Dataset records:

◇ ◇ ◇

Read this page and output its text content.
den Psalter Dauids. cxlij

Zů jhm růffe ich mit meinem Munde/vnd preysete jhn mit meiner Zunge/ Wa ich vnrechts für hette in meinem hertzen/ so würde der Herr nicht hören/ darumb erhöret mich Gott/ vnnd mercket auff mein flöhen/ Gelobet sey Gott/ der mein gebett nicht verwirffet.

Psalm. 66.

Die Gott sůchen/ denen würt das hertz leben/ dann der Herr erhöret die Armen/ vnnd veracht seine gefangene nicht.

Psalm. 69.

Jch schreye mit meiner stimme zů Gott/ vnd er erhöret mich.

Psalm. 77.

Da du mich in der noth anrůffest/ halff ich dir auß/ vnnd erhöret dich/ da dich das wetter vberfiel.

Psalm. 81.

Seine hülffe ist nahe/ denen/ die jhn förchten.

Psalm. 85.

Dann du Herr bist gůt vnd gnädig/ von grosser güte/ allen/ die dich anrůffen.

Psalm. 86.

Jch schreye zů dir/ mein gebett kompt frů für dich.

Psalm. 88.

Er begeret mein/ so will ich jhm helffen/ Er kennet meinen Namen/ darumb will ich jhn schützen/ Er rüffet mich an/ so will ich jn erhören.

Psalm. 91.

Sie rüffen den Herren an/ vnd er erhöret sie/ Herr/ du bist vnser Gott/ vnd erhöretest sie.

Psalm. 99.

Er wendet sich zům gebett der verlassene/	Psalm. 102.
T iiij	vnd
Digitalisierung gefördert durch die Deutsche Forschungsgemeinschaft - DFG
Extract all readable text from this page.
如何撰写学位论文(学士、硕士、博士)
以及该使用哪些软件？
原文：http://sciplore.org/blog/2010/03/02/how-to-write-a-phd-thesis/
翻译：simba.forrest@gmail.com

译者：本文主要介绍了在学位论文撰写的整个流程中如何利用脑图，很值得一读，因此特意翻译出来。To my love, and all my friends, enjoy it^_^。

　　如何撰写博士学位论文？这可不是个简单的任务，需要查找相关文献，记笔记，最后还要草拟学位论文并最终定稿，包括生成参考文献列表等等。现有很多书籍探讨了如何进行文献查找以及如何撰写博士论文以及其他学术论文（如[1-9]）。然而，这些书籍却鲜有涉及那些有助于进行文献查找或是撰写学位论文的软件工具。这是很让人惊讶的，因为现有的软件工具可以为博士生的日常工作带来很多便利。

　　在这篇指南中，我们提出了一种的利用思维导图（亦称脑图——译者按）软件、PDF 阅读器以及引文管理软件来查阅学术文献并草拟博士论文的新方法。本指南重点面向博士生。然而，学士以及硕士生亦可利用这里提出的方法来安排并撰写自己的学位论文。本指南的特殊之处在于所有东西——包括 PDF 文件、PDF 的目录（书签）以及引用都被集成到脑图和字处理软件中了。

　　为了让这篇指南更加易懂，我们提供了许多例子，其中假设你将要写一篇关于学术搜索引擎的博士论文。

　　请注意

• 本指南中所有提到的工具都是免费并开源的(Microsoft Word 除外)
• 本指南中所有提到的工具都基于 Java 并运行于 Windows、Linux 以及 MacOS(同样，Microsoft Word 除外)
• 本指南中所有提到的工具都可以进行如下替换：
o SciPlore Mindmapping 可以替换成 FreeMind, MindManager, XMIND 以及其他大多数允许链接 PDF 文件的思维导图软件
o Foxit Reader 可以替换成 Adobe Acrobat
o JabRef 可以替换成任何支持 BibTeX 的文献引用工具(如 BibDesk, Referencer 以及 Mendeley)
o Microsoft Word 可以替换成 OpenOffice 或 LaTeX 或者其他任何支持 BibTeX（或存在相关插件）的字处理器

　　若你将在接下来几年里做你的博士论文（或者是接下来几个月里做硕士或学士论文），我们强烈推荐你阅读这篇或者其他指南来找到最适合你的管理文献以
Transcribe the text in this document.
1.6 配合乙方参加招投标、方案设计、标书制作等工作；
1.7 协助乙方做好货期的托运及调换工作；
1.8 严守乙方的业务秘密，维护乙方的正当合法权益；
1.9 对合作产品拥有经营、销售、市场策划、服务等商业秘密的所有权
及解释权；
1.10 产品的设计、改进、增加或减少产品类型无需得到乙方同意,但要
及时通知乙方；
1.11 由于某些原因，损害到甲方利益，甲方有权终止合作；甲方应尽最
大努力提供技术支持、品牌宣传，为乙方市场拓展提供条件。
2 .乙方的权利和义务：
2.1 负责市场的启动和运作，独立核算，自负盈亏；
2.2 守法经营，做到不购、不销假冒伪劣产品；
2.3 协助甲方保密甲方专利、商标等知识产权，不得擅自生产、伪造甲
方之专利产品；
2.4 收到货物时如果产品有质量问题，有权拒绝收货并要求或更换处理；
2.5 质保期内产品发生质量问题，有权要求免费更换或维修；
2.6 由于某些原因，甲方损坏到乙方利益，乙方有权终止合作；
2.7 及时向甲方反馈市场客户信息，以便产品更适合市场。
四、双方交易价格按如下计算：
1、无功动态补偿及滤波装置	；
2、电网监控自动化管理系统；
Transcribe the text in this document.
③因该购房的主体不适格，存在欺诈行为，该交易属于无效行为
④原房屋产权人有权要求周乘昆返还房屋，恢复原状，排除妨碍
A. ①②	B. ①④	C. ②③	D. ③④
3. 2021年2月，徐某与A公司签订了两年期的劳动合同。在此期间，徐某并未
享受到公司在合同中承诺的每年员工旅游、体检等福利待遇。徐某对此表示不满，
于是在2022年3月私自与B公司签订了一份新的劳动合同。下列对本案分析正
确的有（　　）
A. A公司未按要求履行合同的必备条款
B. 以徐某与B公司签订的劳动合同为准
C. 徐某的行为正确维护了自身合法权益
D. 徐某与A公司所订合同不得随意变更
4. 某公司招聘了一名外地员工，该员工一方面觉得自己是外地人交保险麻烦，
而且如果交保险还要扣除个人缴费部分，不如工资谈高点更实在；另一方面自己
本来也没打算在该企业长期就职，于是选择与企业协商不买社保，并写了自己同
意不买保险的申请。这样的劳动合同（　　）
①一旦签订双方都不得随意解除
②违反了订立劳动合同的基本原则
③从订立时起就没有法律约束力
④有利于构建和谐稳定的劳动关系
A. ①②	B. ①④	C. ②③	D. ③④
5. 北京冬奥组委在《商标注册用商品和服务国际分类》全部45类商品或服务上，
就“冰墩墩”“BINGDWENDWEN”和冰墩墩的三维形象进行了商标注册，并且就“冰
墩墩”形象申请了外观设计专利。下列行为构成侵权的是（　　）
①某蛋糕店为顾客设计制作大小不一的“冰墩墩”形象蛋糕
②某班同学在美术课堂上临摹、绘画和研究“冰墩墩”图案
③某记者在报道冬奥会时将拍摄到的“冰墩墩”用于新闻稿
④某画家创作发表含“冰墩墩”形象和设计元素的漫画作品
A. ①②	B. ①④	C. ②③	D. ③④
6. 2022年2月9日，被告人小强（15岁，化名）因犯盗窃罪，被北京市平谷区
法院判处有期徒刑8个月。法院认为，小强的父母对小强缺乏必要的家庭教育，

◇ ◇ ◇

*WORK TO DO*: Which lines hold the word "BibTeX"? Copy every one of them.

*SOLUTION FOR THIS TASK*:
o JabRef 可以替换成任何支持 BibTeX 的文献引用工具(如 BibDesk, Referencer 以及 Mendeley)
o Microsoft Word 可以替换成 OpenOffice 或 LaTeX 或者其他任何支持 BibTeX（或存在相关插件）的字处理器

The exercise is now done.